Task description: Reproduce each line of the listing exactly.

Data for processing:
►

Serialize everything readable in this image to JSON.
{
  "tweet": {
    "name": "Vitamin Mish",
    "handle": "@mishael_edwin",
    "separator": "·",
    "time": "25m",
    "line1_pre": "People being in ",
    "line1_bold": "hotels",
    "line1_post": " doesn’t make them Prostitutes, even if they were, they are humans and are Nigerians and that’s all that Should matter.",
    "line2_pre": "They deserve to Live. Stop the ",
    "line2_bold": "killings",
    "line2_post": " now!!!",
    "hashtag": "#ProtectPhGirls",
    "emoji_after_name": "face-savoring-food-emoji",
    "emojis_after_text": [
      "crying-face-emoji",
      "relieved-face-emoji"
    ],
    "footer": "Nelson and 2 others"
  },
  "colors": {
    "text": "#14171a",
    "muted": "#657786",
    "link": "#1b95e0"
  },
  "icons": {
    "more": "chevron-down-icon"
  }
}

◄

The completed task:
Serialize everything readable in this image to JSON.
{
  "tweet": {
    "name": "Vitamin Mish",
    "handle": "@mishael_edwin",
    "separator": "·",
    "time": "25m",
    "line1_pre": "People being in ",
    "line1_bold": "hotels",
    "line1_post": " doesn’t make them Prostitutes, even if they were, they are humans and are Nigerians and that’s all that Should matter.",
    "line2_pre": "They deserve to Live. Stop the ",
    "line2_bold": "killings",
    "line2_post": " now!!!",
    "hashtag": "#ProtectPhGirls",
    "emoji_after_name": "face-savoring-food-emoji",
    "emojis_after_text": [
      "crying-face-emoji",
      "relieved-face-emoji"
    ],
    "footer": "Nelson and 2 others"
  },
  "colors": {
    "text": "#14171a",
    "muted": "#657786",
    "link": "#1b95e0"
  },
  "icons": {
    "more": "chevron-down-icon"
  }
}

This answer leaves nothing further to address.